→ Exercise details
Copy out the listing that follows exactly, dropping every picture.

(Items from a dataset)
+-------+

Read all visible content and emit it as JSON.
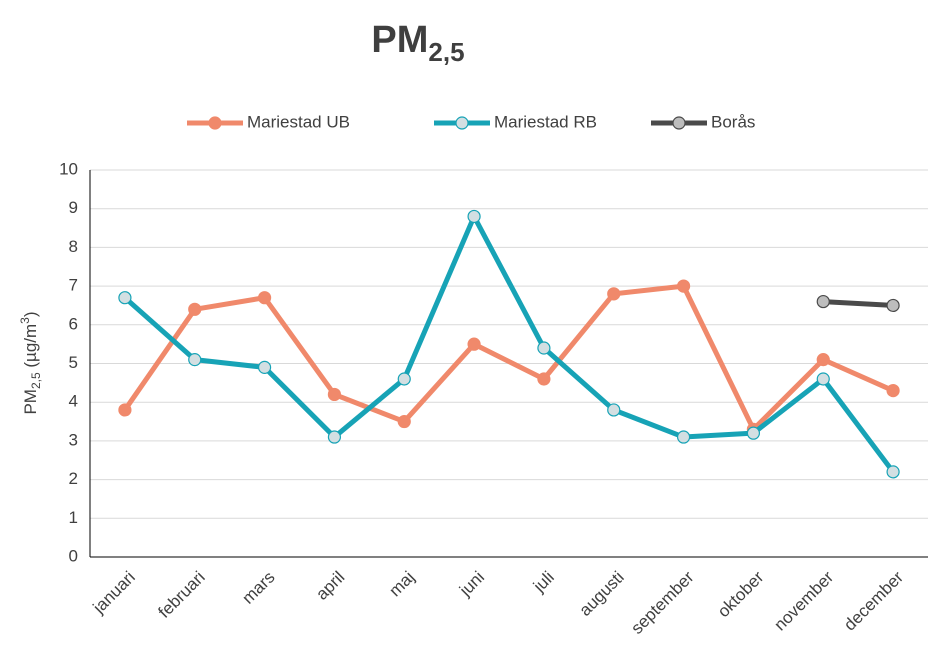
{
  "chart_data": {
    "type": "line",
    "title": [
      "PM",
      "2,5"
    ],
    "ylabel": [
      "PM",
      "2,5",
      " (µg/m",
      "3",
      ")"
    ],
    "categories": [
      "januari",
      "februari",
      "mars",
      "april",
      "maj",
      "juni",
      "juli",
      "augusti",
      "september",
      "oktober",
      "november",
      "december"
    ],
    "series": [
      {
        "name": "Mariestad UB",
        "color": "#f0896b",
        "marker_fill": "#f0896b",
        "values": [
          3.8,
          6.4,
          6.7,
          4.2,
          3.5,
          5.5,
          4.6,
          6.8,
          7.0,
          3.3,
          5.1,
          4.3
        ]
      },
      {
        "name": "Mariestad RB",
        "color": "#17a3b6",
        "marker_fill": "#d3dfe2",
        "values": [
          6.7,
          5.1,
          4.9,
          3.1,
          4.6,
          8.8,
          5.4,
          3.8,
          3.1,
          3.2,
          4.6,
          2.2
        ]
      },
      {
        "name": "Borås",
        "color": "#4a4a4a",
        "marker_fill": "#bdbdbd",
        "values": [
          null,
          null,
          null,
          null,
          null,
          null,
          null,
          null,
          null,
          null,
          6.6,
          6.5
        ]
      }
    ],
    "ylim": [
      0,
      10
    ],
    "yticks": [
      0,
      1,
      2,
      3,
      4,
      5,
      6,
      7,
      8,
      9,
      10
    ],
    "grid": true,
    "legend": "top"
  }
}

+-------+

→ Written response
Read all visible content and emit it as JSON.
{
  "chart_data": {
    "type": "line",
    "title": [
      "PM",
      "2,5"
    ],
    "ylabel": [
      "PM",
      "2,5",
      " (µg/m",
      "3",
      ")"
    ],
    "categories": [
      "januari",
      "februari",
      "mars",
      "april",
      "maj",
      "juni",
      "juli",
      "augusti",
      "september",
      "oktober",
      "november",
      "december"
    ],
    "series": [
      {
        "name": "Mariestad UB",
        "color": "#f0896b",
        "marker_fill": "#f0896b",
        "values": [
          3.8,
          6.4,
          6.7,
          4.2,
          3.5,
          5.5,
          4.6,
          6.8,
          7.0,
          3.3,
          5.1,
          4.3
        ]
      },
      {
        "name": "Mariestad RB",
        "color": "#17a3b6",
        "marker_fill": "#d3dfe2",
        "values": [
          6.7,
          5.1,
          4.9,
          3.1,
          4.6,
          8.8,
          5.4,
          3.8,
          3.1,
          3.2,
          4.6,
          2.2
        ]
      },
      {
        "name": "Borås",
        "color": "#4a4a4a",
        "marker_fill": "#bdbdbd",
        "values": [
          null,
          null,
          null,
          null,
          null,
          null,
          null,
          null,
          null,
          null,
          6.6,
          6.5
        ]
      }
    ],
    "ylim": [
      0,
      10
    ],
    "yticks": [
      0,
      1,
      2,
      3,
      4,
      5,
      6,
      7,
      8,
      9,
      10
    ],
    "grid": true,
    "legend": "top"
  }
}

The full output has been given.